(Region boundary data)
****************

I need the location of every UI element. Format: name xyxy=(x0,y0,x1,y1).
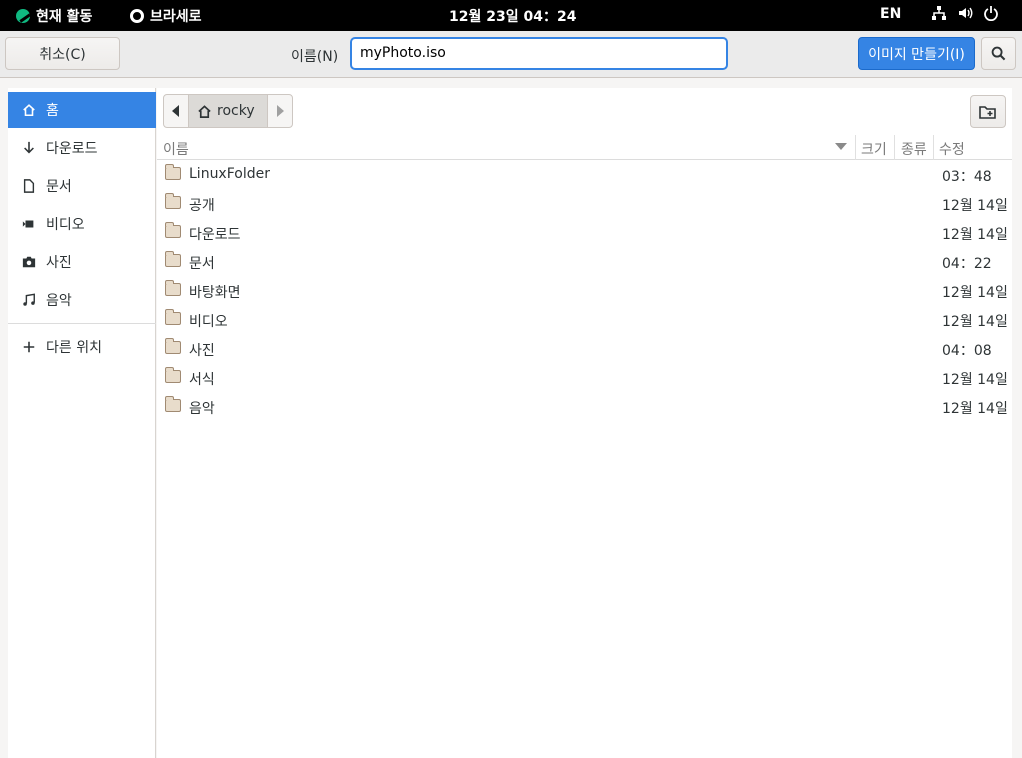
folder-music-icon xyxy=(165,396,181,412)
activities-button[interactable]: 현재 활동 xyxy=(16,6,92,26)
sidebar-item-music[interactable]: 음악 xyxy=(8,282,156,318)
file-name: LinuxFolder xyxy=(189,166,270,182)
music-icon xyxy=(23,293,35,306)
column-name[interactable]: 이름 xyxy=(163,139,189,159)
create-image-button[interactable]: 이미지 만들기(I) xyxy=(858,37,975,70)
folder-icon xyxy=(165,164,181,180)
sidebar-item-other-locations[interactable]: 다른 위치 xyxy=(8,329,156,365)
places-sidebar: 홈 다운로드 문서 비디오 사진 음악 다른 위치 xyxy=(8,88,156,758)
file-name: 다운로드 xyxy=(189,227,241,243)
sidebar-item-videos[interactable]: 비디오 xyxy=(8,206,156,242)
file-name: 문서 xyxy=(189,256,215,272)
path-forward-button[interactable] xyxy=(268,95,292,127)
file-modified: 04：08 xyxy=(942,343,992,359)
folder-pictures-icon xyxy=(165,338,181,354)
file-name: 바탕화면 xyxy=(189,285,241,301)
file-modified: 12월 14일 xyxy=(942,227,1008,243)
file-modified: 12월 14일 xyxy=(942,198,1008,214)
home-icon xyxy=(198,104,211,118)
file-row[interactable]: 바탕화면 12월 14일 xyxy=(157,277,1012,306)
column-type[interactable]: 종류 xyxy=(901,139,927,159)
sidebar-item-label: 문서 xyxy=(46,179,72,195)
sidebar-separator xyxy=(8,323,156,324)
sidebar-item-label: 비디오 xyxy=(46,217,85,233)
file-row[interactable]: 다운로드 12월 14일 xyxy=(157,219,1012,248)
file-row[interactable]: 문서 04：22 xyxy=(157,248,1012,277)
triangle-right-icon xyxy=(276,105,284,117)
sidebar-item-documents[interactable]: 문서 xyxy=(8,168,156,204)
clock[interactable]: 12월 23일 04：24 xyxy=(449,6,576,26)
new-folder-icon xyxy=(979,105,996,119)
file-name: 공개 xyxy=(189,198,215,214)
system-menu[interactable] xyxy=(931,5,999,21)
column-header: 이름 크기 종류 수정 xyxy=(157,135,1012,160)
top-bar: 현재 활동 브라세로 12월 23일 04：24 EN xyxy=(0,0,1022,31)
folder-videos-icon xyxy=(165,309,181,325)
cancel-button[interactable]: 취소(C) xyxy=(5,37,120,70)
app-menu-label: 브라세로 xyxy=(150,9,202,25)
filename-input[interactable]: myPhoto.iso xyxy=(350,37,728,70)
file-row[interactable]: 음악 12월 14일 xyxy=(157,393,1012,422)
home-icon xyxy=(23,104,35,117)
sidebar-item-pictures[interactable]: 사진 xyxy=(8,244,156,280)
document-icon xyxy=(23,179,35,193)
column-size[interactable]: 크기 xyxy=(861,139,887,159)
sidebar-item-label: 음악 xyxy=(46,293,72,309)
path-bar: rocky xyxy=(163,94,293,128)
plus-icon xyxy=(23,341,35,353)
activities-label: 현재 활동 xyxy=(36,9,93,25)
triangle-left-icon xyxy=(172,105,179,117)
file-row[interactable]: 공개 12월 14일 xyxy=(157,190,1012,219)
search-button[interactable] xyxy=(981,37,1016,70)
sort-arrow-icon[interactable] xyxy=(835,143,847,151)
file-modified: 12월 14일 xyxy=(942,372,1008,388)
sidebar-item-label: 사진 xyxy=(46,255,72,271)
file-modified: 12월 14일 xyxy=(942,285,1008,301)
file-name: 서식 xyxy=(189,372,215,388)
file-row[interactable]: 비디오 12월 14일 xyxy=(157,306,1012,335)
sidebar-item-home[interactable]: 홈 xyxy=(8,92,156,128)
file-row[interactable]: 사진 04：08 xyxy=(157,335,1012,364)
power-icon xyxy=(984,6,998,21)
file-modified: 03：48 xyxy=(942,169,992,185)
file-row[interactable]: LinuxFolder 03：48 xyxy=(157,161,1012,190)
folder-templates-icon xyxy=(165,367,181,383)
brasero-icon xyxy=(130,9,144,23)
network-icon xyxy=(932,6,946,20)
folder-desktop-icon xyxy=(165,280,181,296)
file-modified: 04：22 xyxy=(942,256,992,272)
path-back-button[interactable] xyxy=(164,95,188,127)
file-modified: 12월 14일 xyxy=(942,401,1008,417)
volume-icon xyxy=(959,7,973,19)
column-modified[interactable]: 수정 xyxy=(939,139,965,159)
video-icon xyxy=(22,220,34,228)
breadcrumb-label: rocky xyxy=(217,103,255,119)
sidebar-item-downloads[interactable]: 다운로드 xyxy=(8,130,156,166)
camera-icon xyxy=(22,256,36,268)
file-name: 음악 xyxy=(189,401,215,417)
file-name: 비디오 xyxy=(189,314,228,330)
sidebar-item-label: 홈 xyxy=(46,103,59,119)
breadcrumb-home[interactable]: rocky xyxy=(188,95,268,127)
input-language[interactable]: EN xyxy=(880,6,901,22)
app-menu[interactable]: 브라세로 xyxy=(130,6,202,26)
folder-documents-icon xyxy=(165,251,181,267)
rocky-logo-icon xyxy=(16,9,30,23)
folder-download-icon xyxy=(165,222,181,238)
file-name: 사진 xyxy=(189,343,215,359)
folder-public-icon xyxy=(165,193,181,209)
file-modified: 12월 14일 xyxy=(942,314,1008,330)
sidebar-item-label: 다른 위치 xyxy=(46,340,102,356)
search-icon xyxy=(991,46,1006,61)
download-icon xyxy=(24,141,34,154)
dialog-header: 취소(C) 이름(N) myPhoto.iso 이미지 만들기(I) xyxy=(0,31,1022,78)
name-label: 이름(N) xyxy=(291,49,339,65)
file-row[interactable]: 서식 12월 14일 xyxy=(157,364,1012,393)
sidebar-item-label: 다운로드 xyxy=(46,141,98,157)
new-folder-button[interactable] xyxy=(970,95,1006,128)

****************

(EXERCISE TASK) Put the lines from the one containing "folder-music-icon xyxy=(165,396,181,412)" through the one containing "column-name[interactable]: 이름 xyxy=(163,139,189,159)" into a Markdown table with columns headed "No." and "Line", skipping any blank lines. Start at the line that has "folder-music-icon xyxy=(165,396,181,412)" and end after the line that has "column-name[interactable]: 이름 xyxy=(163,139,189,159)".

(FULL OUTPUT)
| No. | Line |
|---|---|
| 1 | folder-music-icon xyxy=(165,396,181,412) |
| 2 | activities-button[interactable]: 현재 활동 xyxy=(16,6,92,26) |
| 3 | sidebar-item-music[interactable]: 음악 xyxy=(8,282,156,318) |
| 4 | file-name: LinuxFolder xyxy=(189,166,270,182) |
| 5 | music-icon xyxy=(23,293,35,306) |
| 6 | column-name[interactable]: 이름 xyxy=(163,139,189,159) |